• **TASK ITEM**
Only the lines with "using" in the entries below belong in the answer; please copy them.

BEGIN AVAILABLE RECORDS

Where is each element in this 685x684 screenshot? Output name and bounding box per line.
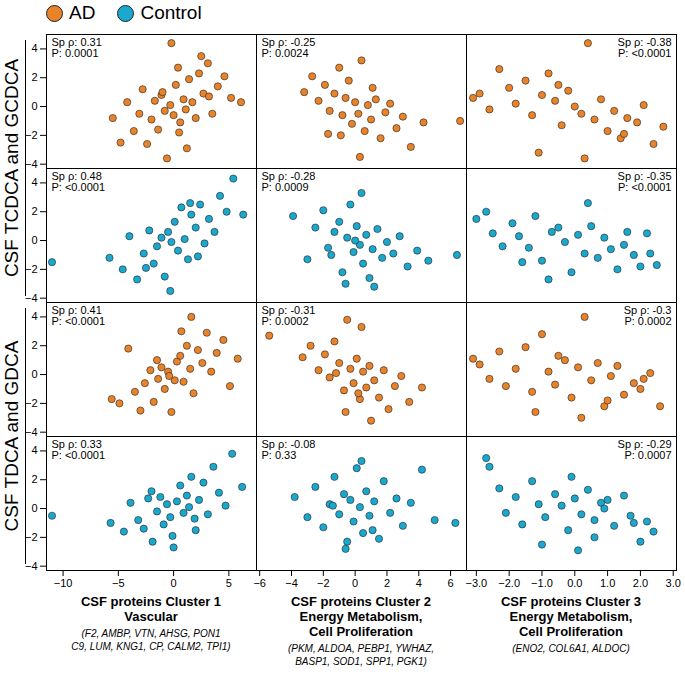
svg-text:0: 0 [31,100,37,112]
svg-text:4: 4 [31,444,37,456]
svg-text:0: 0 [31,234,37,246]
svg-text:0: 0 [31,502,37,514]
html-text:Cell Proliferation: Cell Proliferation [309,624,413,639]
svg-text:−2: −2 [317,577,330,589]
html-text:(ENO2, COL6A1, ALDOC): (ENO2, COL6A1, ALDOC) [512,643,630,654]
svg-text:0: 0 [31,368,37,380]
svg-text:4: 4 [31,310,37,322]
svg-text:−2: −2 [25,531,38,543]
html-text:CSF TCDCA and GCDCA: CSF TCDCA and GCDCA [1,58,22,278]
svg-text:2.0: 2.0 [633,577,648,589]
svg-text:−3.0: −3.0 [465,577,487,589]
html-text:Energy Metabolism,: Energy Metabolism, [299,609,423,624]
svg-text:2: 2 [31,339,37,351]
svg-text:Sp ρ: -0.38P: <0.0001: Sp ρ: -0.38P: <0.0001 [618,36,672,59]
html-text:(PKM, ALDOA, PEBP1, YWHAZ,: (PKM, ALDOA, PEBP1, YWHAZ, [287,643,435,654]
svg-text:Sp ρ: -0.35P: <0.0001: Sp ρ: -0.35P: <0.0001 [618,170,672,193]
html-text:Energy Metabolism,: Energy Metabolism, [509,609,633,624]
html-text:Cell Proliferation: Cell Proliferation [519,624,623,639]
svg-text:Sp ρ: -0.08P: 0.33: Sp ρ: -0.08P: 0.33 [262,438,316,461]
svg-text:2: 2 [31,473,37,485]
svg-text:−1.0: −1.0 [531,577,553,589]
svg-text:0: 0 [352,577,358,589]
svg-text:3.0: 3.0 [666,577,681,589]
svg-text:1.0: 1.0 [600,577,615,589]
svg-text:−4: −4 [25,292,38,304]
svg-text:Sp ρ: 0.33P: <0.0001: Sp ρ: 0.33P: <0.0001 [52,438,106,461]
svg-text:−5: −5 [112,577,125,589]
svg-text:−2: −2 [25,397,38,409]
svg-text:Sp ρ: 0.31P: 0.0001: Sp ρ: 0.31P: 0.0001 [52,36,102,59]
svg-text:5: 5 [226,577,232,589]
svg-text:2: 2 [384,577,390,589]
svg-text:−2.0: −2.0 [498,577,520,589]
html-text:CSF TDCA and GDCA: CSF TDCA and GDCA [1,340,22,532]
svg-text:−2: −2 [25,129,38,141]
svg-text:6: 6 [448,577,454,589]
html-text:AD: AD [69,2,96,23]
html-text:CSF proteins Cluster 2: CSF proteins Cluster 2 [290,594,432,609]
svg-text:2: 2 [31,205,37,217]
svg-text:Sp ρ: -0.25P: 0.0024: Sp ρ: -0.25P: 0.0024 [262,36,316,59]
svg-text:−4: −4 [25,158,38,170]
svg-text:4: 4 [416,577,422,589]
svg-text:0: 0 [171,577,177,589]
svg-text:−2: −2 [25,263,38,275]
svg-text:Sp ρ: -0.29P: 0.0007: Sp ρ: -0.29P: 0.0007 [618,438,672,461]
svg-text:Sp ρ: 0.41P: <0.0001: Sp ρ: 0.41P: <0.0001 [52,304,106,327]
svg-text:0.0: 0.0 [567,577,582,589]
svg-text:−4: −4 [25,560,38,572]
svg-text:4: 4 [31,42,37,54]
svg-text:Sp ρ: -0.3P: 0.0002: Sp ρ: -0.3P: 0.0002 [624,304,672,327]
svg-text:−4: −4 [285,577,298,589]
html-text:BASP1, SOD1, SPP1, PGK1): BASP1, SOD1, SPP1, PGK1) [295,656,427,667]
html-text:C9, LUM, KNG1, CP, CALM2, TPI1: C9, LUM, KNG1, CP, CALM2, TPI1) [71,641,231,652]
html-text:CSF proteins Cluster 1: CSF proteins Cluster 1 [80,594,222,609]
svg-text:Sp ρ: -0.28P: 0.0009: Sp ρ: -0.28P: 0.0009 [262,170,316,193]
html-text:CSF proteins Cluster 3: CSF proteins Cluster 3 [500,594,642,609]
html-text:(F2, AMBP, VTN, AHSG, PON1: (F2, AMBP, VTN, AHSG, PON1 [81,628,221,639]
svg-text:2: 2 [31,71,37,83]
svg-text:−4: −4 [25,426,38,438]
svg-text:−6: −6 [253,577,266,589]
svg-text:−10: −10 [54,577,73,589]
svg-text:4: 4 [31,176,37,188]
html-text:Control: Control [140,2,202,23]
svg-text:Sp ρ: -0.31P: 0.0002: Sp ρ: -0.31P: 0.0002 [262,304,316,327]
html-text:Vascular: Vascular [124,609,178,624]
svg-text:Sp ρ: 0.48P: <0.0001: Sp ρ: 0.48P: <0.0001 [52,170,106,193]
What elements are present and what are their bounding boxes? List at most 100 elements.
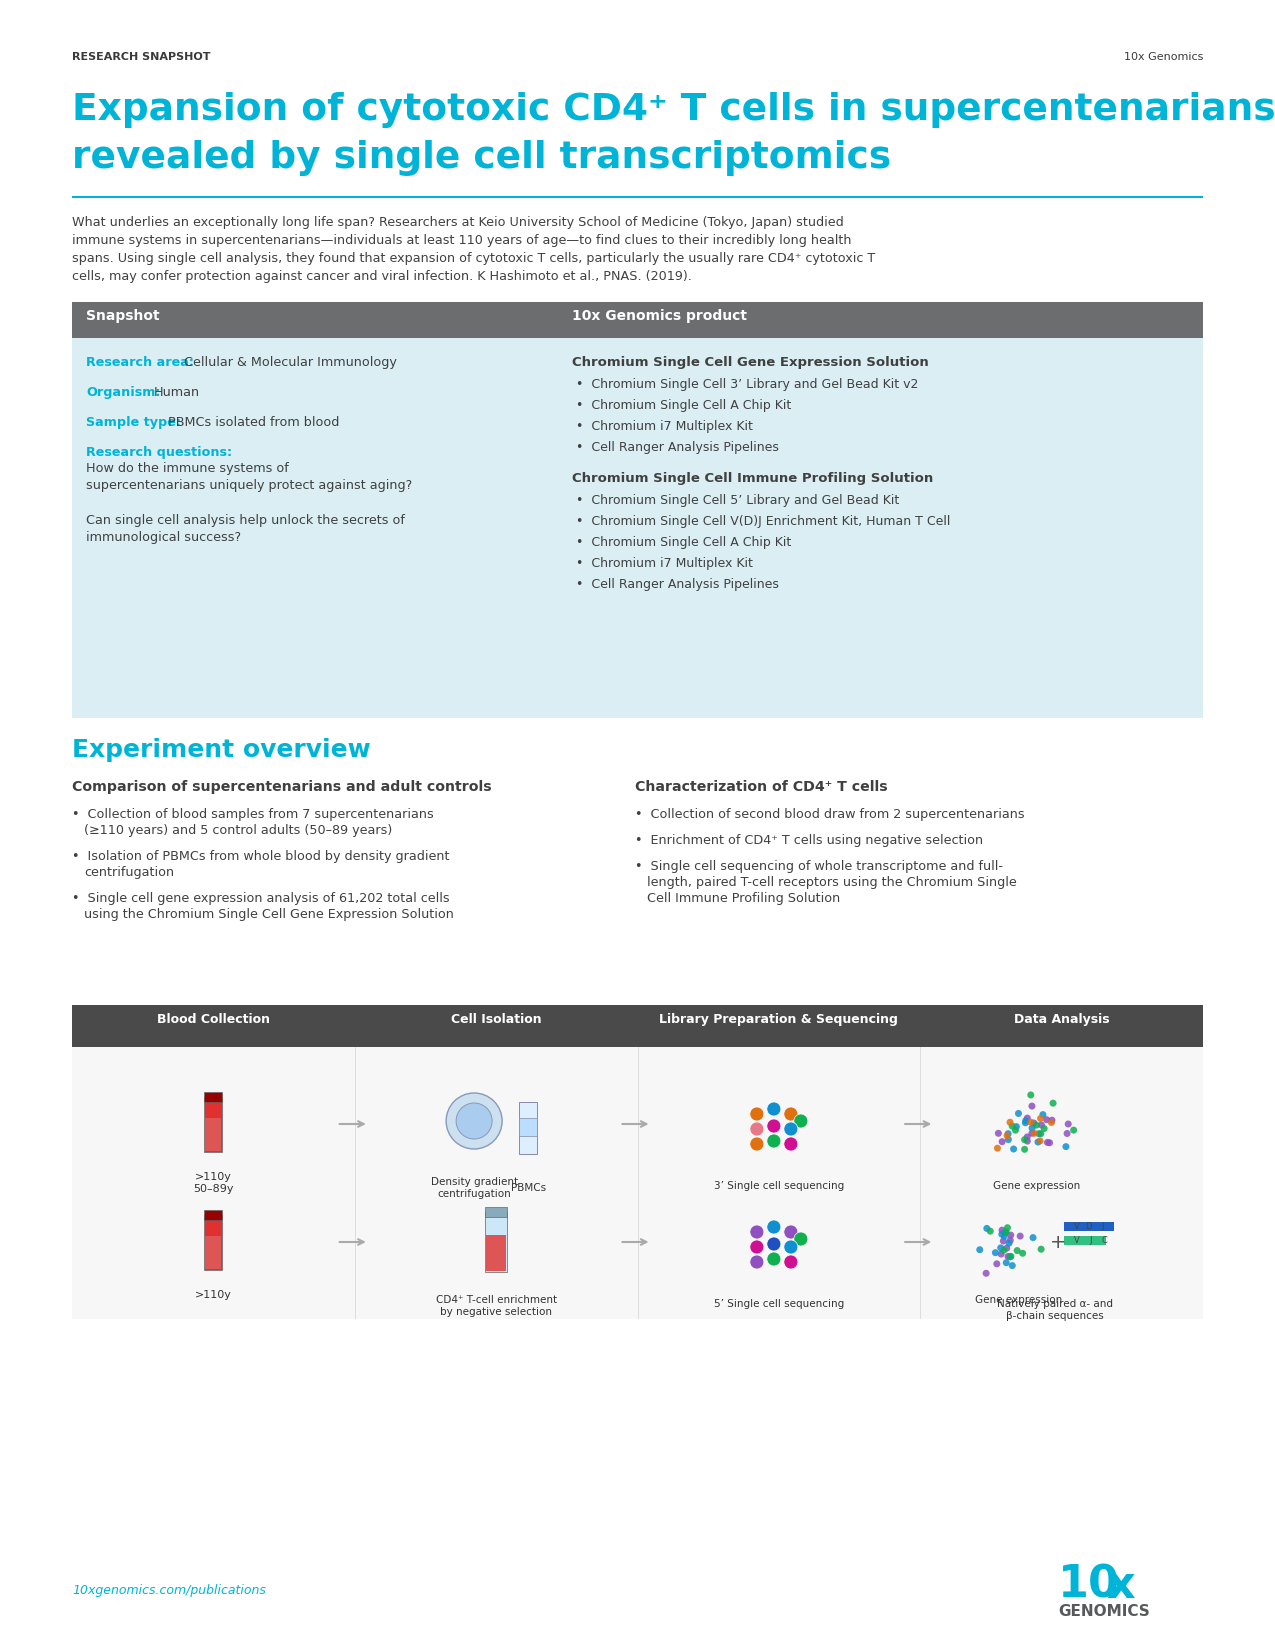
Circle shape (1038, 1130, 1044, 1137)
Circle shape (750, 1224, 764, 1239)
Bar (1063, 1223, 1113, 1231)
Text: •  Chromium Single Cell A Chip Kit: • Chromium Single Cell A Chip Kit (576, 536, 792, 549)
Circle shape (1048, 1119, 1054, 1125)
Circle shape (1049, 1099, 1057, 1107)
Text: •  Cell Ranger Analysis Pipelines: • Cell Ranger Analysis Pipelines (576, 441, 779, 454)
Circle shape (1063, 1130, 1071, 1137)
Text: x: x (1105, 1564, 1135, 1607)
Circle shape (1040, 1125, 1048, 1132)
Circle shape (1043, 1115, 1051, 1124)
Circle shape (1021, 1145, 1028, 1153)
Bar (484, 1208, 507, 1218)
Bar (205, 1236, 222, 1269)
Text: PBMCs isolated from blood: PBMCs isolated from blood (168, 416, 339, 429)
Text: D: D (1085, 1223, 1091, 1231)
Text: Cellular & Molecular Immunology: Cellular & Molecular Immunology (184, 356, 397, 370)
Circle shape (1006, 1239, 1012, 1247)
Bar (519, 1102, 537, 1153)
Circle shape (977, 1246, 983, 1254)
Bar (71, 195, 1204, 198)
Circle shape (1024, 1115, 1030, 1122)
Circle shape (1009, 1122, 1016, 1130)
Text: >110y: >110y (195, 1290, 232, 1300)
Text: Chromium Single Cell Immune Profiling Solution: Chromium Single Cell Immune Profiling So… (572, 472, 933, 485)
Text: centrifugation: centrifugation (437, 1190, 511, 1200)
Circle shape (1016, 1233, 1024, 1239)
Circle shape (784, 1107, 798, 1120)
Text: cells, may confer protection against cancer and viral infection. K Hashimoto et : cells, may confer protection against can… (71, 271, 692, 284)
Text: •  Collection of second blood draw from 2 supercentenarians: • Collection of second blood draw from 2… (635, 808, 1025, 822)
Text: 50–89y: 50–89y (193, 1185, 233, 1195)
Text: Cell Isolation: Cell Isolation (451, 1013, 542, 1026)
Circle shape (766, 1134, 780, 1148)
Circle shape (1028, 1119, 1034, 1125)
Text: •  Enrichment of CD4⁺ T cells using negative selection: • Enrichment of CD4⁺ T cells using negat… (635, 833, 983, 846)
Circle shape (1030, 1119, 1038, 1127)
Circle shape (1048, 1117, 1056, 1124)
Circle shape (1030, 1130, 1038, 1137)
Circle shape (1005, 1252, 1011, 1261)
Circle shape (1003, 1224, 1011, 1231)
Circle shape (1002, 1259, 1010, 1266)
Text: •  Chromium i7 Multiplex Kit: • Chromium i7 Multiplex Kit (576, 421, 754, 432)
Circle shape (1038, 1246, 1044, 1252)
Circle shape (1023, 1117, 1029, 1124)
Bar (71, 1048, 1204, 1318)
Circle shape (987, 1228, 993, 1234)
Text: length, paired T-cell receptors using the Chromium Single: length, paired T-cell receptors using th… (646, 876, 1016, 889)
Text: (≥110 years) and 5 control adults (50–89 years): (≥110 years) and 5 control adults (50–89… (84, 823, 393, 837)
Circle shape (446, 1092, 502, 1148)
Text: Library Preparation & Sequencing: Library Preparation & Sequencing (659, 1013, 899, 1026)
Text: 10xgenomics.com/publications: 10xgenomics.com/publications (71, 1584, 266, 1597)
Circle shape (998, 1231, 1005, 1238)
Circle shape (994, 1130, 1002, 1137)
Text: Expansion of cytotoxic CD4⁺ T cells in supercentenarians: Expansion of cytotoxic CD4⁺ T cells in s… (71, 92, 1275, 129)
Text: using the Chromium Single Cell Gene Expression Solution: using the Chromium Single Cell Gene Expr… (84, 908, 454, 921)
Text: •  Single cell gene expression analysis of 61,202 total cells: • Single cell gene expression analysis o… (71, 893, 450, 904)
Text: Natively paired α- and: Natively paired α- and (997, 1299, 1113, 1308)
Circle shape (1003, 1244, 1010, 1252)
Text: V: V (1074, 1223, 1080, 1231)
Bar (204, 1209, 222, 1219)
Circle shape (1012, 1127, 1019, 1134)
Circle shape (1044, 1138, 1051, 1145)
Text: >110y: >110y (195, 1172, 232, 1181)
Circle shape (1012, 1124, 1020, 1130)
Text: •  Single cell sequencing of whole transcriptome and full-: • Single cell sequencing of whole transc… (635, 860, 1003, 873)
Circle shape (1037, 1137, 1043, 1145)
Circle shape (1010, 1145, 1017, 1152)
Text: Human: Human (154, 386, 200, 399)
Circle shape (750, 1107, 764, 1120)
Circle shape (1028, 1091, 1034, 1099)
Bar (1063, 1236, 1105, 1246)
Circle shape (1046, 1138, 1053, 1147)
Circle shape (766, 1119, 780, 1134)
Circle shape (1019, 1249, 1026, 1257)
Circle shape (1065, 1120, 1072, 1127)
Circle shape (784, 1256, 798, 1269)
Circle shape (1029, 1234, 1037, 1241)
Circle shape (784, 1241, 798, 1254)
Text: 10x Genomics: 10x Genomics (1123, 53, 1204, 63)
Circle shape (983, 1270, 989, 1277)
Bar (205, 1117, 222, 1150)
Circle shape (1007, 1252, 1015, 1261)
Circle shape (1037, 1115, 1044, 1122)
Text: Snapshot: Snapshot (85, 309, 159, 323)
Text: centrifugation: centrifugation (84, 866, 175, 879)
Text: Density gradient: Density gradient (431, 1176, 518, 1186)
Text: β-chain sequences: β-chain sequences (1006, 1312, 1103, 1322)
Text: Cell Immune Profiling Solution: Cell Immune Profiling Solution (646, 893, 840, 904)
Bar (204, 1092, 222, 1102)
Text: immune systems in supercentenarians—individuals at least 110 years of age—to fin: immune systems in supercentenarians—indi… (71, 234, 852, 248)
Circle shape (766, 1238, 780, 1251)
Bar (204, 1214, 222, 1269)
Text: 3’ Single cell sequencing: 3’ Single cell sequencing (714, 1181, 844, 1191)
Text: Experiment overview: Experiment overview (71, 738, 371, 762)
Circle shape (997, 1251, 1005, 1257)
Circle shape (1005, 1137, 1012, 1143)
Text: C: C (1102, 1236, 1108, 1246)
Circle shape (1002, 1229, 1009, 1236)
Text: +: + (1051, 1233, 1067, 1251)
Bar (486, 1234, 506, 1270)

END AVAILABLE RECORDS

• **ANSWER TO THE EXERCISE**
Text: •  Enrichment of CD4⁺ T cells using negative selection: • Enrichment of CD4⁺ T cells using negat… (635, 833, 983, 846)
Text: length, paired T-cell receptors using the Chromium Single: length, paired T-cell receptors using th… (646, 876, 1016, 889)
Text: using the Chromium Single Cell Gene Expression Solution: using the Chromium Single Cell Gene Expr… (84, 908, 454, 921)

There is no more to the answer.